%%
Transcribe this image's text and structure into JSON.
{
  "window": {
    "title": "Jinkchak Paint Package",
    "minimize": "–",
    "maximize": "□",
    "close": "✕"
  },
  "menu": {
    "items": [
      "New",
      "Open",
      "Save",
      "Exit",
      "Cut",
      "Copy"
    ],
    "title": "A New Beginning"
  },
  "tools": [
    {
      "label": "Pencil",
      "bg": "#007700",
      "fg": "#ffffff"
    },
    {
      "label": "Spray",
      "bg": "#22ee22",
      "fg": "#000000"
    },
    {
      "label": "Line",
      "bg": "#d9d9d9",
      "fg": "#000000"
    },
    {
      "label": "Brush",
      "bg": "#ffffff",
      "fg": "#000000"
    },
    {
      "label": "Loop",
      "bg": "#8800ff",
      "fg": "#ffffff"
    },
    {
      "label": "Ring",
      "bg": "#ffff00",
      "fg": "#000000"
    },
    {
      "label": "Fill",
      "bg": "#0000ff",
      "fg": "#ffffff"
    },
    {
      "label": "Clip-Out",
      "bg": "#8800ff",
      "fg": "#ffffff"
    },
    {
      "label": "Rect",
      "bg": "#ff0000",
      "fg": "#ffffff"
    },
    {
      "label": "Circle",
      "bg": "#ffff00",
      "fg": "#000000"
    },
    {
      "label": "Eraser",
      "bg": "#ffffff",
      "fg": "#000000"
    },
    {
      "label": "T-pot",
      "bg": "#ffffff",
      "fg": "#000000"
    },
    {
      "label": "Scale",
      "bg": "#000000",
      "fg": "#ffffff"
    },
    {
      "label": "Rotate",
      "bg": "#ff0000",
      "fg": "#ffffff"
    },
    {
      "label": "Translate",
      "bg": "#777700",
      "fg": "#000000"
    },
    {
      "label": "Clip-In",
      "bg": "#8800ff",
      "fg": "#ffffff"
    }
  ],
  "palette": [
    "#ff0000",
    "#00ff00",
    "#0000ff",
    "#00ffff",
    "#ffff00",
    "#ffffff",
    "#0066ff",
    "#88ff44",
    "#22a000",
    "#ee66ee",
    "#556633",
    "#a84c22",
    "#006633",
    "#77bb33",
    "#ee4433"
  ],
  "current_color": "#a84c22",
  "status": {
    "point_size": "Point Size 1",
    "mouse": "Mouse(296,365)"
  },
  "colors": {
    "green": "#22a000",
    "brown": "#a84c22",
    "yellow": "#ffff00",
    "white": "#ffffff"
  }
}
%%
(Task statement):
From the material above, gather all lines that include the string "title" and copy them.

(Exercise output):
    "title": "Jinkchak Paint Package",
    "title": "A New Beginning"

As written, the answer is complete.